• [WHAT NEEDS TO BE DONE] Locate the string "Profiles" in the records below. Copy every line where it occurs.

━━━━━━━━

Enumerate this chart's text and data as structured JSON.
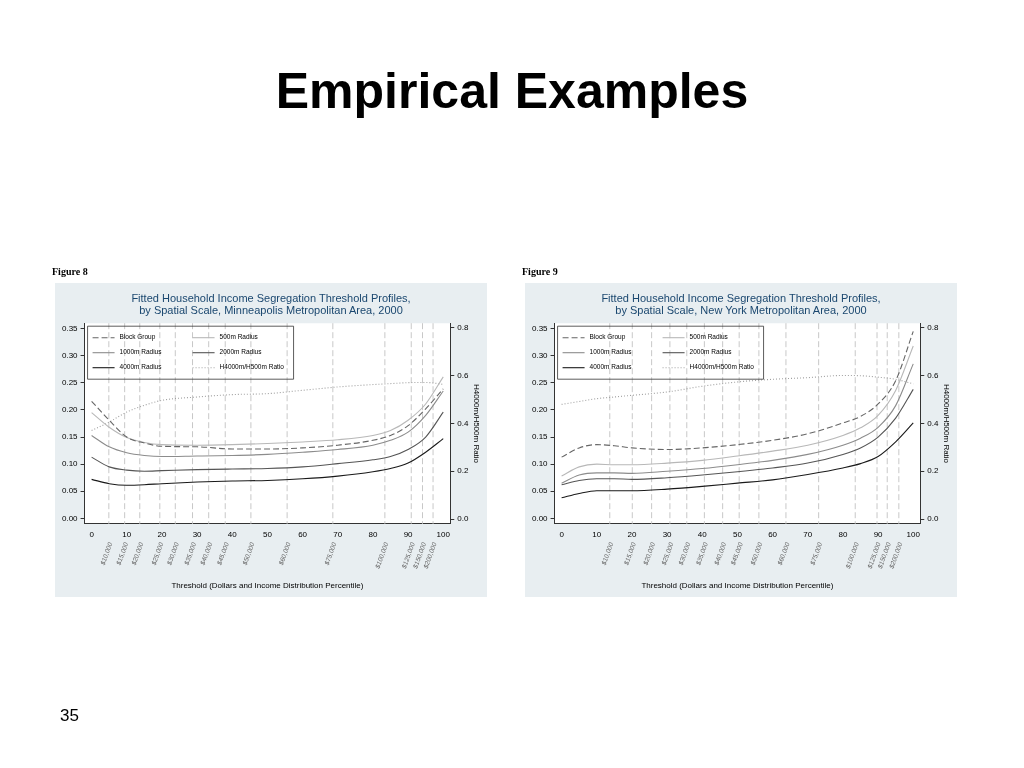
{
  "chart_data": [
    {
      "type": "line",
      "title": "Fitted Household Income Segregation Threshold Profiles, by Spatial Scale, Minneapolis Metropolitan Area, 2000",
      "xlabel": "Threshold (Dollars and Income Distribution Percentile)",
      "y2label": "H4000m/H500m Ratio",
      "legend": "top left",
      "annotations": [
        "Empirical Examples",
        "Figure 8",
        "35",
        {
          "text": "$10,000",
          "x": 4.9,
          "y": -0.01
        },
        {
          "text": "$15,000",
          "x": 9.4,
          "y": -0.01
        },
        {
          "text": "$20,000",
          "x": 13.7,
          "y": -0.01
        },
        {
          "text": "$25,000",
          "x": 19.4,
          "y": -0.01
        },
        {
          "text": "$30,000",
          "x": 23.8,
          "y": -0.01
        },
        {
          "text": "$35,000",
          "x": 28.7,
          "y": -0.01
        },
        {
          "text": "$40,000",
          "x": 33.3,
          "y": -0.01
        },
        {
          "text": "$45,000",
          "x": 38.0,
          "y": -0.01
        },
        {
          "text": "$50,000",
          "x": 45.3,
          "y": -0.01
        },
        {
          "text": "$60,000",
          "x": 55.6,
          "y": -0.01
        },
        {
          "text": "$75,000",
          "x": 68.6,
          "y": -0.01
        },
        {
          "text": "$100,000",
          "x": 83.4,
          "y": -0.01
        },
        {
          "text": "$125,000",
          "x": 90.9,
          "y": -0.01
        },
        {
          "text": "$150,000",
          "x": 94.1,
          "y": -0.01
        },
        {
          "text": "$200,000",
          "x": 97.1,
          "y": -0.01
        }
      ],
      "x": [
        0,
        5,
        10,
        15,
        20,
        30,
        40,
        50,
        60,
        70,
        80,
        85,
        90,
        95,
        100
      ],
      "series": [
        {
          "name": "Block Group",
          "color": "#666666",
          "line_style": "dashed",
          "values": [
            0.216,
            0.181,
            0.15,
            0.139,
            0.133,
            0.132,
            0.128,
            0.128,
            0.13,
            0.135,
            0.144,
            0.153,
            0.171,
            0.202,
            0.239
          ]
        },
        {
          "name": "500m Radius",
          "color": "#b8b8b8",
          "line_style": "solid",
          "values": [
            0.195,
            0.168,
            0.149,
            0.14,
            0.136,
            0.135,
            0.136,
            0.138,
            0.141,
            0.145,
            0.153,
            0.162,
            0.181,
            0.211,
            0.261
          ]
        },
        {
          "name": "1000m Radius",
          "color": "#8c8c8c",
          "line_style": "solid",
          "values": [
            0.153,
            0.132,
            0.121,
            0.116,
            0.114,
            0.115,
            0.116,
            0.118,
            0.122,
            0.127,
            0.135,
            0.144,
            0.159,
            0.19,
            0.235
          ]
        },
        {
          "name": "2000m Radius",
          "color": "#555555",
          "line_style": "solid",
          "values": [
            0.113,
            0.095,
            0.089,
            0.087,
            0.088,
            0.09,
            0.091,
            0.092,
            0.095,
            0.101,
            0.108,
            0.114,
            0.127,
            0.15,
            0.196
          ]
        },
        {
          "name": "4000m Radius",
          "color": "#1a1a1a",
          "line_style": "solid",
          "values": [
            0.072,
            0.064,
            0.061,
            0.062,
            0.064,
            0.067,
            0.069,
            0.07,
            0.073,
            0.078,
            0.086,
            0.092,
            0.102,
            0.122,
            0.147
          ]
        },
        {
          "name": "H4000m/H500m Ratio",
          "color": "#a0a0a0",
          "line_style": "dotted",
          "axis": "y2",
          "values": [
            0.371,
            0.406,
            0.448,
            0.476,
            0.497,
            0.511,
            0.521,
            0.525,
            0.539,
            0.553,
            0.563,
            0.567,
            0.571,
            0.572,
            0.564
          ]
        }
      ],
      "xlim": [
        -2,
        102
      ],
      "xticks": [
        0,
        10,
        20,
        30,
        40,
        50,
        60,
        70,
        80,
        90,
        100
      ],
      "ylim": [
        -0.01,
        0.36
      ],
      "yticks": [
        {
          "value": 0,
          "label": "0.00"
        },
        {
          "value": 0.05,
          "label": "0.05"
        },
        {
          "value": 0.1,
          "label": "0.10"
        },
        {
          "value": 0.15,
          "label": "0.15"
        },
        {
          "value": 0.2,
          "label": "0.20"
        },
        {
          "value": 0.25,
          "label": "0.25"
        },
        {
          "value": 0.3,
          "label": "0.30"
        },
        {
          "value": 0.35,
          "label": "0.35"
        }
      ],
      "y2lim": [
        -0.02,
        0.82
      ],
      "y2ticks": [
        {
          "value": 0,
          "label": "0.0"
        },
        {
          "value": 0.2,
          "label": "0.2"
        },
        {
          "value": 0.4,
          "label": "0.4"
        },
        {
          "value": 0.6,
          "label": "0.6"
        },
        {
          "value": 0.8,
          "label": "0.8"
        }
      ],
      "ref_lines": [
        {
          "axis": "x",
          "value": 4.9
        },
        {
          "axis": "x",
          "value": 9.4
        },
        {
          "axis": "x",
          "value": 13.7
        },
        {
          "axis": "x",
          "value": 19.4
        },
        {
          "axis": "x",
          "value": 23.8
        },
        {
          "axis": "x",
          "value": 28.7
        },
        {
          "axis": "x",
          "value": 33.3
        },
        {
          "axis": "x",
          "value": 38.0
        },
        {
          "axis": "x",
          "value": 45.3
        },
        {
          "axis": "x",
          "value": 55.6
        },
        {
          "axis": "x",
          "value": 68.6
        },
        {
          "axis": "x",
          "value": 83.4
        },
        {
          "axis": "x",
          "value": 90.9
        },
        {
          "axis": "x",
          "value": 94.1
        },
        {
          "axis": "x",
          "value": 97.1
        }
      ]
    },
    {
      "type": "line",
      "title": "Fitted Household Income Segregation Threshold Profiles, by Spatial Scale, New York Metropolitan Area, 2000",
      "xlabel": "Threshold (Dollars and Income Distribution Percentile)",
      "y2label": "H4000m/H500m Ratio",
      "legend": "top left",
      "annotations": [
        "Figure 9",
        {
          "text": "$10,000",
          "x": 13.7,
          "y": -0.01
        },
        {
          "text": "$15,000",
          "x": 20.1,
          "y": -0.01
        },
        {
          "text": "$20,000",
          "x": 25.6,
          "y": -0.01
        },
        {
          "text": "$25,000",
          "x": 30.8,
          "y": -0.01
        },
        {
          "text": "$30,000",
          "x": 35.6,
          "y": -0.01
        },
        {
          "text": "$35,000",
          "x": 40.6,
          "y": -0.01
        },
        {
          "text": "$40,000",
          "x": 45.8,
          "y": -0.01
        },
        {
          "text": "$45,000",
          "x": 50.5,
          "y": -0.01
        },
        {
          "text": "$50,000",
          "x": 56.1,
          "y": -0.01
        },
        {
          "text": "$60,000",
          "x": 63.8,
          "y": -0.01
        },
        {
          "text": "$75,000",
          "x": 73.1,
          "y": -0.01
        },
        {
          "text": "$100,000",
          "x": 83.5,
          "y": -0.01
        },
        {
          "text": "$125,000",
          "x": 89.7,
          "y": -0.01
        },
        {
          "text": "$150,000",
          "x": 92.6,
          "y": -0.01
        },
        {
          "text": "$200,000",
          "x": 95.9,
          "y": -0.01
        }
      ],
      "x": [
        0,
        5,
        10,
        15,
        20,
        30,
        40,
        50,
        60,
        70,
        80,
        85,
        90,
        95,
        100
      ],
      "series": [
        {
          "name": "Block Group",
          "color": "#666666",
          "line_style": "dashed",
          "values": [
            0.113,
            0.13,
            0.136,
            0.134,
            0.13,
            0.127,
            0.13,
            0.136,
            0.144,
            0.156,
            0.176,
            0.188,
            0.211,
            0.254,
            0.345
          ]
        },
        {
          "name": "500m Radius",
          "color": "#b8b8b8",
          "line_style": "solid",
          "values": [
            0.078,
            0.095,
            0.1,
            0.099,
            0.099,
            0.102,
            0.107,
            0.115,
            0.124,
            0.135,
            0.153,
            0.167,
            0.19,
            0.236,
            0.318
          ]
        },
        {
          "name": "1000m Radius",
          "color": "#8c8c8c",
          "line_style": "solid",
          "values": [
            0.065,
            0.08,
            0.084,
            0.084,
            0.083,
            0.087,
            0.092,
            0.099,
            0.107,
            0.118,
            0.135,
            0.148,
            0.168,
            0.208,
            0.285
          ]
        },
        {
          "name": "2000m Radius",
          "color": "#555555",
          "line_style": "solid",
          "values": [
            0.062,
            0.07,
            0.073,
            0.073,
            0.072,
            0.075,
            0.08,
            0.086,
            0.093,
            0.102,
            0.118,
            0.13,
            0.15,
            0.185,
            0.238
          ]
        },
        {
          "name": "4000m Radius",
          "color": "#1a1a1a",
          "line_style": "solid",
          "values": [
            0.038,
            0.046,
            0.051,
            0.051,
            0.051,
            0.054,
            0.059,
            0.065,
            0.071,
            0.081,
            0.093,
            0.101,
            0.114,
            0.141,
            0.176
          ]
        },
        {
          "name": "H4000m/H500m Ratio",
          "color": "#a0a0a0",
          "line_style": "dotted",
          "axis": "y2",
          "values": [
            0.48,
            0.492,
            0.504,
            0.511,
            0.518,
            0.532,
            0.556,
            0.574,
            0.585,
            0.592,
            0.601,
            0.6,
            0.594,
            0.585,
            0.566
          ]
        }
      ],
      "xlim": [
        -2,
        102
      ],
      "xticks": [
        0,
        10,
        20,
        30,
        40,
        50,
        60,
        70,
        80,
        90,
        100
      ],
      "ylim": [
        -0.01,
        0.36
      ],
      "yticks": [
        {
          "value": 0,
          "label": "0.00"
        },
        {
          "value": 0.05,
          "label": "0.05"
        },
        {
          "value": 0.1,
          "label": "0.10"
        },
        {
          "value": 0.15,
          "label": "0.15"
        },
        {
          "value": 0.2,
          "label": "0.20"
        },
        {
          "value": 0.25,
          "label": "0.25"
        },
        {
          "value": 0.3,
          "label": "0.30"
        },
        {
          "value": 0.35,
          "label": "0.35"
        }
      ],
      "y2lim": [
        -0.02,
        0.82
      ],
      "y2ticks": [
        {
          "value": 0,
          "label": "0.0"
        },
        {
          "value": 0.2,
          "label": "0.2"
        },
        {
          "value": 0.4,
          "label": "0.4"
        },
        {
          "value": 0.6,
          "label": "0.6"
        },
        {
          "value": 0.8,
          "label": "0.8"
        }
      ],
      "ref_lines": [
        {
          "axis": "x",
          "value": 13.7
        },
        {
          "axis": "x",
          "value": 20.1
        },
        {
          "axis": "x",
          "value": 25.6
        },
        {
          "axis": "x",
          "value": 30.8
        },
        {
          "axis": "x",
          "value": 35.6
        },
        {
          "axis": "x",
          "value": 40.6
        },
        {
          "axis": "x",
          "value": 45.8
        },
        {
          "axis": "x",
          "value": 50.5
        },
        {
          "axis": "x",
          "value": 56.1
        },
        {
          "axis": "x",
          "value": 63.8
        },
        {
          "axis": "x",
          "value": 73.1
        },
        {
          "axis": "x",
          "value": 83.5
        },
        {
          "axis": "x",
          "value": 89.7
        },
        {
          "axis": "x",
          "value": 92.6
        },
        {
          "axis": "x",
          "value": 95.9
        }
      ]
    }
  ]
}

━━━━━━━━

• [FINAL ANSWER]
      "title": "Fitted Household Income Segregation Threshold Profiles, by Spatial Scale, Minneapolis Metropolitan Area, 2000",
      "title": "Fitted Household Income Segregation Threshold Profiles, by Spatial Scale, New York Metropolitan Area, 2000",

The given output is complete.